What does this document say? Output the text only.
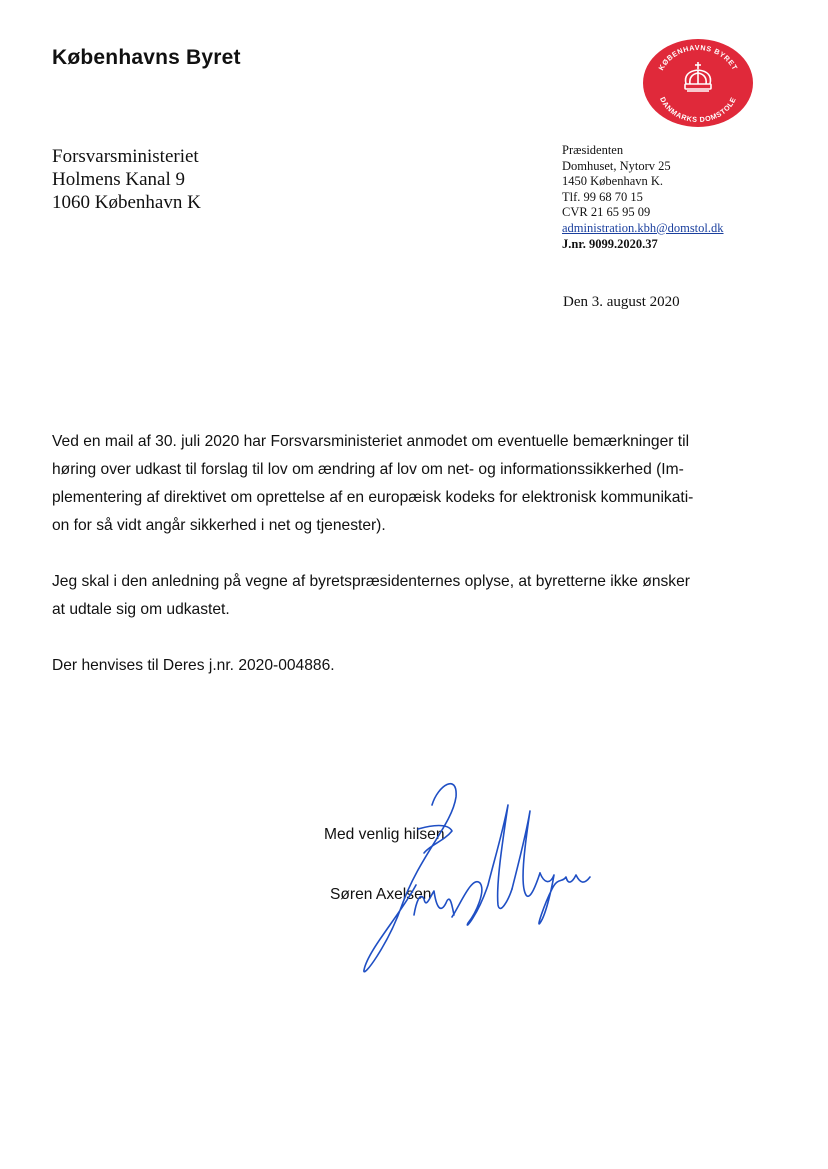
Københavns Byret	KØBENHAVNS BYRET
DANMARKS DOMSTOLE
Forsvarsministeriet
Holmens Kanal 9
1060 København K
Præsidenten
Domhuset, Nytorv 25
1450 København K.
Tlf. 99 68 70 15
CVR 21 65 95 09
administration.kbh@domstol.dk
J.nr. 9099.2020.37
Den 3. august 2020

Ved en mail af 30. juli 2020 har Forsvarsministeriet anmodet om eventuelle bemærkninger til
høring over udkast til forslag til lov om ændring af lov om net- og informationssikkerhed (Im-
plementering af direktivet om oprettelse af en europæisk kodeks for elektronisk kommunikati-
on for så vidt angår sikkerhed i net og tjenester).

Jeg skal i den anledning på vegne af byretspræsidenternes oplyse, at byretterne ikke ønsker
at udtale sig om udkastet.

Der henvises til Deres j.nr. 2020-004886.

Med venlig hilsen
Søren Axelsen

◆ **Aim of the exercise**
Check all the records above and select each line where the string "Forsvarsministeriet" is found.

◆ **Completed exercise**
Forsvarsministeriet
Ved en mail af 30. juli 2020 har Forsvarsministeriet anmodet om eventuelle bemærkninger til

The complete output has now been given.